> _Text_:
□ □ □ □

That’s it, that’s the story. We have a system that allows the big guys (not the retail investors) to short some imaginary stock. That is what created this situation.

  1. Some retail investors NOTICED. Most of you are just reading about this story this week, but this story has been evolving for months. You will find comprehensive analysis (by the same retail investors that CNBC is trying to claim are too stupid to manage their own money) of the thesis that GameStock was undervalued dating back to the summer and before. A part of that position is that in the hedge funds were shorting most of the stock.

  2. When most of the stock is being shorted it creates a situation where the price rising requires that those shorting the stock actually get their hands on some shares to close their positions. So what happens when people need to buy more of the stock (aka demand has gone up)? The price goes up. Which leads to other shorts falling behind, needing to buy more stock and so on.

□ □ □ □

> _Exercise tasks_:
• 1. Can you write out the part of the text on short selling that begins at the words containing "That’s it, that’s" and stops after "of the stock."?
• 2. Can you extend the text on short selling, picking up right after its final sentence?

> _Dataset rows_:
□ □ □ □

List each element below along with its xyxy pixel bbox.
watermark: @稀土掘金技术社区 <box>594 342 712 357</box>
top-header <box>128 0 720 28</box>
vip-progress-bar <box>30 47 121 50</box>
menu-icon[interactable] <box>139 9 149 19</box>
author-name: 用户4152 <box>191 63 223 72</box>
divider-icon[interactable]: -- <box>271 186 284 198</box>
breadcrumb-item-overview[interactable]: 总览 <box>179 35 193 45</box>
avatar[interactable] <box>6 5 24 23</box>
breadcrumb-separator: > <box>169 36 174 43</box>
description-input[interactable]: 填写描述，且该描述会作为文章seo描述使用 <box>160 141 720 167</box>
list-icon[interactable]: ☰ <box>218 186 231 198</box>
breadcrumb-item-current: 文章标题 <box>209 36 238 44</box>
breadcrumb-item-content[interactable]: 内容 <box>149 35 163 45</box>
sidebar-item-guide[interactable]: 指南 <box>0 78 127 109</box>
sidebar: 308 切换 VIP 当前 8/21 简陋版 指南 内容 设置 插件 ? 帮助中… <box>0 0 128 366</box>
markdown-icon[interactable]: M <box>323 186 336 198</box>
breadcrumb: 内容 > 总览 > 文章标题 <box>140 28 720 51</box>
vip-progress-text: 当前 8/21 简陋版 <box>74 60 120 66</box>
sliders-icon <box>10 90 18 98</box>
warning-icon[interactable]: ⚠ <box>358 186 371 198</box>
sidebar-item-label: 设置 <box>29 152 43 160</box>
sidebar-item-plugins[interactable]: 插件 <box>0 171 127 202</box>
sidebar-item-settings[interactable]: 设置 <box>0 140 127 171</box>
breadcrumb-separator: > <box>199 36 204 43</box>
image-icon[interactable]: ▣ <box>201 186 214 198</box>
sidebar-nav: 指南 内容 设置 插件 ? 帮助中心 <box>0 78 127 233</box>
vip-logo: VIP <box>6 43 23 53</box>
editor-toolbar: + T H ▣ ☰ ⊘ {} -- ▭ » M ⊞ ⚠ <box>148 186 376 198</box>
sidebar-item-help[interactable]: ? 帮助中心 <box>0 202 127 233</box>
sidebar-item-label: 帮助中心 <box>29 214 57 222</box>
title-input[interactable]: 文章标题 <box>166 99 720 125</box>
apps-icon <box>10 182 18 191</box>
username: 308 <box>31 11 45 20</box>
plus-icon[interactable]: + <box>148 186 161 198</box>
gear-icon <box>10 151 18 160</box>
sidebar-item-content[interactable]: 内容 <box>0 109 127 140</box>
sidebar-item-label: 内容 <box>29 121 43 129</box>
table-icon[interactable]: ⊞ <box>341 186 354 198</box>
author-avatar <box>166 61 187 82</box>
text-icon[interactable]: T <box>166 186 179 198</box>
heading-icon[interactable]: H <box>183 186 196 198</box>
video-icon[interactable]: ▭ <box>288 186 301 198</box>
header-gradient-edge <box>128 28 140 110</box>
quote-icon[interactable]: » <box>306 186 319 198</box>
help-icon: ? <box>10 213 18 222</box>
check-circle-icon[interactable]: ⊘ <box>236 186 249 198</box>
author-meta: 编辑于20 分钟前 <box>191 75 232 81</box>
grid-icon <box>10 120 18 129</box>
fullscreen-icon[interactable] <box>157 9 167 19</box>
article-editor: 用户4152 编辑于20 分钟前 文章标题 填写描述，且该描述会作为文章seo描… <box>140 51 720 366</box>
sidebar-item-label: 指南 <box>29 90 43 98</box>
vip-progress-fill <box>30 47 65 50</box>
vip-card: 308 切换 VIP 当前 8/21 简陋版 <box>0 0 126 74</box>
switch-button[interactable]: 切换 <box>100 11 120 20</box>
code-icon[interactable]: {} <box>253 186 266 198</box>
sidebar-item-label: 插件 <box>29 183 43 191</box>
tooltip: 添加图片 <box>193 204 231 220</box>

□ □ □ □

> _Solved tasks_:
• 1.
That’s it, that’s the story. We have a system that allows the big guys (not the retail investors) to short some imaginary stock. That is what created this situation.

  1. Some retail investors NOTICED. Most of you are just reading about this story this week, but this story has been evolving for months. You will find comprehensive analysis (by the same retail investors that CNBC is trying to claim are too stupid to manage their own money) of the thesis that GameStock was undervalued dating back to the summer and before. A part of that position is that in the hedge funds were shorting most of the stock.

• 2.
  3. The short squeeze (caused by #2) becomes interesting when more than 100% of the shares are shorted, because now as that process starts the supply of shares becomes a major factor. And the folks that already thought the stock was worth something (and it’s not just retail investors, but other big cats too) don’t have an incentive to just fork over their shares do they?

So economics 101 here folks, there’s a limited supply and there’s increasing demand as the price goes up. WSB has a lot of followers, who noticed the situation the shorts were in, and social media has led to more attention being paid to the situation. That, however, very simply isn’t the same as “pumping” a stock, that’s using a loophole that was created to make the funds more money (being able to Naked Short stocks since they’re oh so rich and intelligent) to make money on the other side. That has nothing to do with “pumping” a stock.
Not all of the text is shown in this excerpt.